▶ **Task inputs**:
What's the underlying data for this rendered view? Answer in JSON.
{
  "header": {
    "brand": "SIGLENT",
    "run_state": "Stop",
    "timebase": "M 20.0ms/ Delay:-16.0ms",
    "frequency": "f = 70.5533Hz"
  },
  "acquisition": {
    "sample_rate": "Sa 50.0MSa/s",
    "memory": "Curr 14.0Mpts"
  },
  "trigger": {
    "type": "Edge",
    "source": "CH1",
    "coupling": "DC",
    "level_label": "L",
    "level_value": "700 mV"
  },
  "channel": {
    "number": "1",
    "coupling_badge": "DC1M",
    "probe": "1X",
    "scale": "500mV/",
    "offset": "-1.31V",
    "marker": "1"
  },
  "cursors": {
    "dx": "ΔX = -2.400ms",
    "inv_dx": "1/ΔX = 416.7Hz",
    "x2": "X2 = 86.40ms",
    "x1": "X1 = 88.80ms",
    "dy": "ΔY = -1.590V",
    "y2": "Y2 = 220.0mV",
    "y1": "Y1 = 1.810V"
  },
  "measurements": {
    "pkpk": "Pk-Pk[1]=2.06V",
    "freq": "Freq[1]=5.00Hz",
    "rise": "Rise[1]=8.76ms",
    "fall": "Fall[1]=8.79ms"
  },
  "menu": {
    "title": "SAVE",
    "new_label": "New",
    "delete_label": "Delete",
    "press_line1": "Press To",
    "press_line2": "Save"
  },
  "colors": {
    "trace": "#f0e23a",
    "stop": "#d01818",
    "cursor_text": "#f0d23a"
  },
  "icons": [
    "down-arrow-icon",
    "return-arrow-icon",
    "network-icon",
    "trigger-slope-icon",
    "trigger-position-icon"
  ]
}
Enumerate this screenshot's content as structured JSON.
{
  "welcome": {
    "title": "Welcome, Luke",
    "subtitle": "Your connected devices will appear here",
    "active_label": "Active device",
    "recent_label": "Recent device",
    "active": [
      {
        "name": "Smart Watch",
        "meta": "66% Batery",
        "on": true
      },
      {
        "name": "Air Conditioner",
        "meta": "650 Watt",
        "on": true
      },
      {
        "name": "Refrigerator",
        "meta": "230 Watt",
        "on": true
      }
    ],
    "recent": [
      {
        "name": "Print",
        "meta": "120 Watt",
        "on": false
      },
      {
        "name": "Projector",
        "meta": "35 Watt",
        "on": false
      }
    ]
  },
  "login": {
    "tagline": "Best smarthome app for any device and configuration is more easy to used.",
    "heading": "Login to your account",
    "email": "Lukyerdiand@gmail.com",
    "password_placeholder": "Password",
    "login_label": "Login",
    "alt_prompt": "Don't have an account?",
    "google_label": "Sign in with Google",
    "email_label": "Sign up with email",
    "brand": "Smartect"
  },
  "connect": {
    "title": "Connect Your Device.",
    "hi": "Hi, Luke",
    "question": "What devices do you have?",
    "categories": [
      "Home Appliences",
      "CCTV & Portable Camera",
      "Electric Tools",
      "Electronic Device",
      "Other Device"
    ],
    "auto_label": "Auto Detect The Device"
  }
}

▶ **Aim**: Isolate each line of the listing above that includes "meta". Copy it.

▶ **Task solution**:
        "meta": "66% Batery",
        "meta": "650 Watt",
        "meta": "230 Watt",
        "meta": "120 Watt",
        "meta": "35 Watt",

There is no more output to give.